# Stated problem
What follows is a set of records; repeat all of them exactly.

# Records for this exercise

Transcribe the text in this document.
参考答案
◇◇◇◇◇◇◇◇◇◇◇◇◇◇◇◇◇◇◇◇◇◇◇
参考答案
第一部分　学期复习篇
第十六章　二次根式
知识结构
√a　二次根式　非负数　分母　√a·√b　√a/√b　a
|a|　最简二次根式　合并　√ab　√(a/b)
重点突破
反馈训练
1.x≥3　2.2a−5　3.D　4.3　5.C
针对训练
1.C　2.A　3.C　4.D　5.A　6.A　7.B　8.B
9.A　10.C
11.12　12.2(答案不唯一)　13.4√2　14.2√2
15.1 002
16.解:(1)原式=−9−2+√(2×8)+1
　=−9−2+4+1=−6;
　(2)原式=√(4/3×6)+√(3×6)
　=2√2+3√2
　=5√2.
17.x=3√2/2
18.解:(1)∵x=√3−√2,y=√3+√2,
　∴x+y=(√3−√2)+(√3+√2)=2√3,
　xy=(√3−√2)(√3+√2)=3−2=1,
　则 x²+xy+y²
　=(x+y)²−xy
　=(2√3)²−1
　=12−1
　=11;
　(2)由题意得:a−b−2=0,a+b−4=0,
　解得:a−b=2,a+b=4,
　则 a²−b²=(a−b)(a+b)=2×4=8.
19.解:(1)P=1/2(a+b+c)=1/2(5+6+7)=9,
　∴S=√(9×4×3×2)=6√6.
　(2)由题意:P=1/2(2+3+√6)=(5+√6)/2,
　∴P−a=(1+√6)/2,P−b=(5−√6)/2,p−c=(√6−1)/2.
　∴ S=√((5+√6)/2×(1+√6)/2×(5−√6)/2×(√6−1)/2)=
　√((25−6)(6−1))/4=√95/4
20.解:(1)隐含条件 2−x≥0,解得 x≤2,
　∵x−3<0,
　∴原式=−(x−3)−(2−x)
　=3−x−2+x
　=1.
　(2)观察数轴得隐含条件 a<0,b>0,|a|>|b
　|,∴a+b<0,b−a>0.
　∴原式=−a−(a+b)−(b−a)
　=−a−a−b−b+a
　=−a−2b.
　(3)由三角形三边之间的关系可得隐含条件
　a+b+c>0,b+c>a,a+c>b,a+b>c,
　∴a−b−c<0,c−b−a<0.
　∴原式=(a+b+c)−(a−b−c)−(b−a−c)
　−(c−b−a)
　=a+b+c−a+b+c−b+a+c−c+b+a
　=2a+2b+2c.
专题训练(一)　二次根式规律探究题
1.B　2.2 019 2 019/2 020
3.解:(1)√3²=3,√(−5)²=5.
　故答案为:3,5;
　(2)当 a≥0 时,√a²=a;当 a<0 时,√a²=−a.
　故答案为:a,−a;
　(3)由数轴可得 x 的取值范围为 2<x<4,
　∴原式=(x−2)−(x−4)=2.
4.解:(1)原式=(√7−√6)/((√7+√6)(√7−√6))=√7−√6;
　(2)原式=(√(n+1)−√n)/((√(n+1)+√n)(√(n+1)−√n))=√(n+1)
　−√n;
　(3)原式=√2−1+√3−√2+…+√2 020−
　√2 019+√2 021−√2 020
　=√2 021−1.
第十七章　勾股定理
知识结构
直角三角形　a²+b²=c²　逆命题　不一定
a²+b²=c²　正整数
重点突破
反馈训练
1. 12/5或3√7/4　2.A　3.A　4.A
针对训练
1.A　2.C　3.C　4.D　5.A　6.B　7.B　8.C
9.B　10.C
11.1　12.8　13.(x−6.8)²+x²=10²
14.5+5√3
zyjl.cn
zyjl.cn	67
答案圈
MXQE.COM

# Task response
Transcribe the text in this document.
参考答案
◇◇◇◇◇◇◇◇◇◇◇◇◇◇◇◇◇◇◇◇◇◇◇
参考答案
第一部分　学期复习篇
第十六章　二次根式
知识结构
√a　二次根式　非负数　分母　√a·√b　√a/√b　a
|a|　最简二次根式　合并　√ab　√(a/b)
重点突破
反馈训练
1.x≥3　2.2a−5　3.D　4.3　5.C
针对训练
1.C　2.A　3.C　4.D　5.A　6.A　7.B　8.B
9.A　10.C
11.12　12.2(答案不唯一)　13.4√2　14.2√2
15.1 002
16.解:(1)原式=−9−2+√(2×8)+1
　=−9−2+4+1=−6;
　(2)原式=√(4/3×6)+√(3×6)
　=2√2+3√2
　=5√2.
17.x=3√2/2
18.解:(1)∵x=√3−√2,y=√3+√2,
　∴x+y=(√3−√2)+(√3+√2)=2√3,
　xy=(√3−√2)(√3+√2)=3−2=1,
　则 x²+xy+y²
　=(x+y)²−xy
　=(2√3)²−1
　=12−1
　=11;
　(2)由题意得:a−b−2=0,a+b−4=0,
　解得:a−b=2,a+b=4,
　则 a²−b²=(a−b)(a+b)=2×4=8.
19.解:(1)P=1/2(a+b+c)=1/2(5+6+7)=9,
　∴S=√(9×4×3×2)=6√6.
　(2)由题意:P=1/2(2+3+√6)=(5+√6)/2,
　∴P−a=(1+√6)/2,P−b=(5−√6)/2,p−c=(√6−1)/2.
　∴ S=√((5+√6)/2×(1+√6)/2×(5−√6)/2×(√6−1)/2)=
　√((25−6)(6−1))/4=√95/4
20.解:(1)隐含条件 2−x≥0,解得 x≤2,
　∵x−3<0,
　∴原式=−(x−3)−(2−x)
　=3−x−2+x
　=1.
　(2)观察数轴得隐含条件 a<0,b>0,|a|>|b
　|,∴a+b<0,b−a>0.
　∴原式=−a−(a+b)−(b−a)
　=−a−a−b−b+a
　=−a−2b.
　(3)由三角形三边之间的关系可得隐含条件
　a+b+c>0,b+c>a,a+c>b,a+b>c,
　∴a−b−c<0,c−b−a<0.
　∴原式=(a+b+c)−(a−b−c)−(b−a−c)
　−(c−b−a)
　=a+b+c−a+b+c−b+a+c−c+b+a
　=2a+2b+2c.
专题训练(一)　二次根式规律探究题
1.B　2.2 019 2 019/2 020
3.解:(1)√3²=3,√(−5)²=5.
　故答案为:3,5;
　(2)当 a≥0 时,√a²=a;当 a<0 时,√a²=−a.
　故答案为:a,−a;
　(3)由数轴可得 x 的取值范围为 2<x<4,
　∴原式=(x−2)−(x−4)=2.
4.解:(1)原式=(√7−√6)/((√7+√6)(√7−√6))=√7−√6;
　(2)原式=(√(n+1)−√n)/((√(n+1)+√n)(√(n+1)−√n))=√(n+1)
　−√n;
　(3)原式=√2−1+√3−√2+…+√2 020−
　√2 019+√2 021−√2 020
　=√2 021−1.
第十七章　勾股定理
知识结构
直角三角形　a²+b²=c²　逆命题　不一定
a²+b²=c²　正整数
重点突破
反馈训练
1. 12/5或3√7/4　2.A　3.A　4.A
针对训练
1.A　2.C　3.C　4.D　5.A　6.B　7.B　8.C
9.B　10.C
11.1　12.8　13.(x−6.8)²+x²=10²
14.5+5√3
zyjl.cn
zyjl.cn	67
答案圈
MXQE.COM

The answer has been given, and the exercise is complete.